Task to carry out
Quote all of the material below word for word, keeping every line in its original order but leaving out the picture.

Records to process
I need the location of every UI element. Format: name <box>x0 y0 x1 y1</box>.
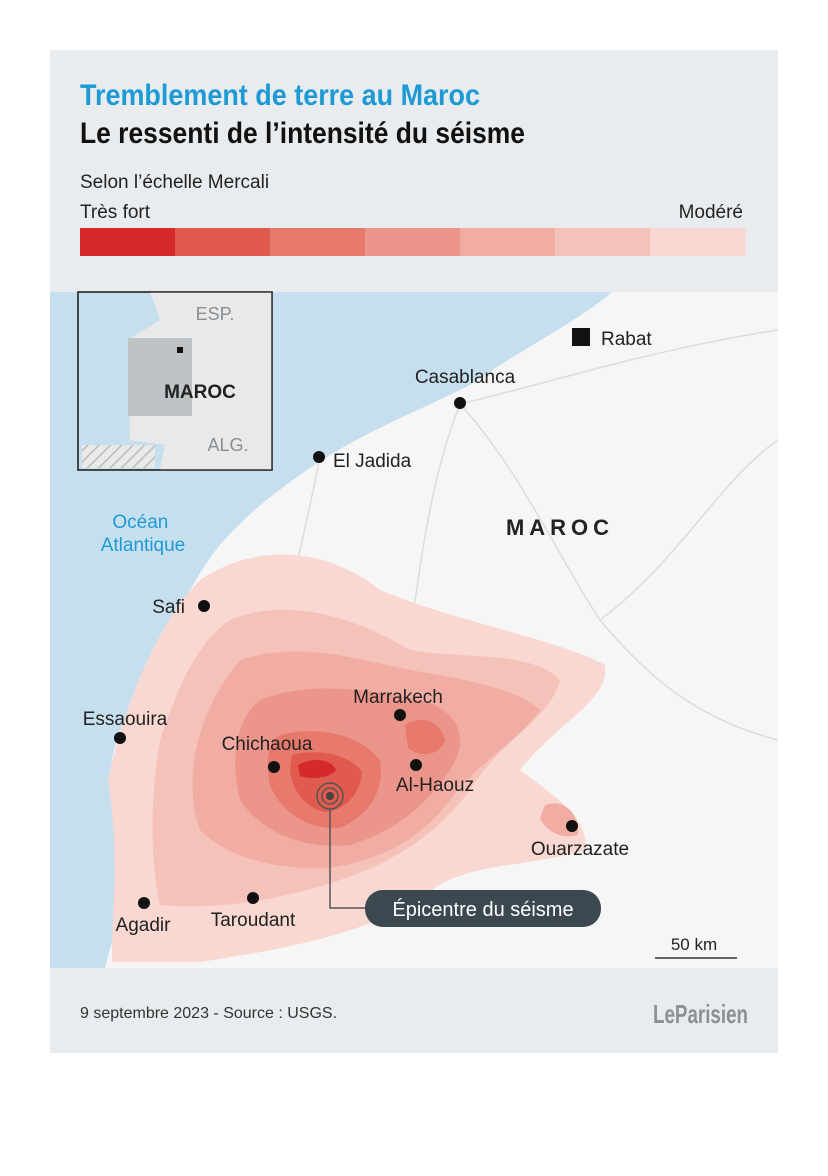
legend-swatch <box>175 228 271 256</box>
legend-high: Très fort <box>80 202 151 223</box>
city-dot <box>198 600 210 612</box>
epicenter-mark <box>316 782 365 909</box>
footer-panel <box>50 968 778 1053</box>
legend-swatch <box>555 228 651 256</box>
city-dot <box>114 732 126 744</box>
ocean-label: Océan Atlantique <box>101 512 186 556</box>
capital-marker <box>572 328 590 346</box>
cities: Casablanca El Jadida Safi Essaouira Marrakec… <box>83 367 629 936</box>
city-label: Safi <box>152 597 185 618</box>
legend-swatch <box>460 228 556 256</box>
inset-map <box>77 291 273 471</box>
scale-label: 50 km <box>671 935 717 954</box>
footer-source: 9 septembre 2023 - Source : USGS. <box>80 1005 337 1022</box>
city-dot <box>247 892 259 904</box>
zone-haouz <box>405 720 445 755</box>
city-dot <box>313 451 325 463</box>
country-label: MAROC <box>506 515 614 540</box>
capital-label: Rabat <box>601 329 652 350</box>
legend-swatch <box>365 228 461 256</box>
legend-label: Selon l’échelle Mercali <box>80 172 269 193</box>
epicenter-dot <box>326 792 334 800</box>
city-dot <box>454 397 466 409</box>
ocean-line: Océan <box>112 512 168 533</box>
city-label: El Jadida <box>333 451 412 472</box>
map: Épicentre du séisme Rabat Casablanca El J… <box>50 291 779 968</box>
city-label: Taroudant <box>211 910 296 931</box>
city-dot <box>268 761 280 773</box>
city-label: Agadir <box>116 915 172 936</box>
zone-1 <box>298 759 336 778</box>
city-dot <box>394 709 406 721</box>
city-dot <box>566 820 578 832</box>
inset-label: ESP. <box>196 304 235 324</box>
city-dot <box>410 759 422 771</box>
legend-swatch <box>650 228 746 256</box>
legend-low: Modéré <box>679 202 743 223</box>
city-label: Marrakech <box>353 687 443 708</box>
city-label: Al-Haouz <box>396 775 474 796</box>
legend-scale <box>80 228 746 256</box>
inset-label: ALG. <box>207 435 248 455</box>
city-label: Ouarzazate <box>531 839 629 860</box>
subtitle: Le ressenti de l’intensité du séisme <box>80 117 525 150</box>
legend-swatch <box>80 228 176 256</box>
title: Tremblement de terre au Maroc <box>80 79 480 112</box>
city-label: Casablanca <box>415 367 516 388</box>
epicenter-label: Épicentre du séisme <box>392 898 573 921</box>
intensity-zones <box>108 554 606 962</box>
inset-label: MAROC <box>164 382 236 403</box>
city-label: Essaouira <box>83 709 168 730</box>
legend-swatch <box>270 228 366 256</box>
ocean-line: Atlantique <box>101 535 186 556</box>
city-label: Chichaoua <box>222 734 313 755</box>
city-dot <box>138 897 150 909</box>
logo: LeParisien <box>653 999 748 1029</box>
epicenter-pill <box>365 890 601 927</box>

Answer to this problem
I need the location of every UI element. Format: name <box>x0 y0 x1 y1</box>.
legend-swatch <box>175 228 271 256</box>
legend-high: Très fort <box>80 202 151 223</box>
city-dot <box>198 600 210 612</box>
epicenter-mark <box>316 782 365 909</box>
footer-panel <box>50 968 778 1053</box>
legend-swatch <box>555 228 651 256</box>
city-dot <box>114 732 126 744</box>
ocean-label: Océan Atlantique <box>101 512 186 556</box>
capital-marker <box>572 328 590 346</box>
cities: Casablanca El Jadida Safi Essaouira Marrakec… <box>83 367 629 936</box>
city-label: Safi <box>152 597 185 618</box>
legend-swatch <box>460 228 556 256</box>
inset-map <box>77 291 273 471</box>
scale-label: 50 km <box>671 935 717 954</box>
footer-source: 9 septembre 2023 - Source : USGS. <box>80 1005 337 1022</box>
city-dot <box>247 892 259 904</box>
zone-haouz <box>405 720 445 755</box>
city-dot <box>313 451 325 463</box>
country-label: MAROC <box>506 515 614 540</box>
capital-label: Rabat <box>601 329 652 350</box>
legend-swatch <box>365 228 461 256</box>
legend-label: Selon l’échelle Mercali <box>80 172 269 193</box>
epicenter-dot <box>326 792 334 800</box>
city-dot <box>454 397 466 409</box>
ocean-line: Océan <box>112 512 168 533</box>
city-label: El Jadida <box>333 451 412 472</box>
map: Épicentre du séisme Rabat Casablanca El J… <box>50 291 779 968</box>
city-label: Taroudant <box>211 910 296 931</box>
city-dot <box>268 761 280 773</box>
city-label: Agadir <box>116 915 172 936</box>
zone-1 <box>298 759 336 778</box>
city-dot <box>394 709 406 721</box>
city-dot <box>566 820 578 832</box>
inset-label: ESP. <box>196 304 235 324</box>
city-dot <box>410 759 422 771</box>
legend-swatch <box>650 228 746 256</box>
legend-low: Modéré <box>679 202 743 223</box>
city-label: Marrakech <box>353 687 443 708</box>
city-label: Al-Haouz <box>396 775 474 796</box>
legend-scale <box>80 228 746 256</box>
inset-label: ALG. <box>207 435 248 455</box>
city-label: Ouarzazate <box>531 839 629 860</box>
subtitle: Le ressenti de l’intensité du séisme <box>80 117 525 150</box>
legend-swatch <box>80 228 176 256</box>
title: Tremblement de terre au Maroc <box>80 79 480 112</box>
city-label: Casablanca <box>415 367 516 388</box>
epicenter-label: Épicentre du séisme <box>392 898 573 921</box>
intensity-zones <box>108 554 606 962</box>
inset-label: MAROC <box>164 382 236 403</box>
city-label: Essaouira <box>83 709 168 730</box>
legend-swatch <box>270 228 366 256</box>
ocean-line: Atlantique <box>101 535 186 556</box>
city-label: Chichaoua <box>222 734 313 755</box>
city-dot <box>138 897 150 909</box>
logo: LeParisien <box>653 999 748 1029</box>
epicenter-pill <box>365 890 601 927</box>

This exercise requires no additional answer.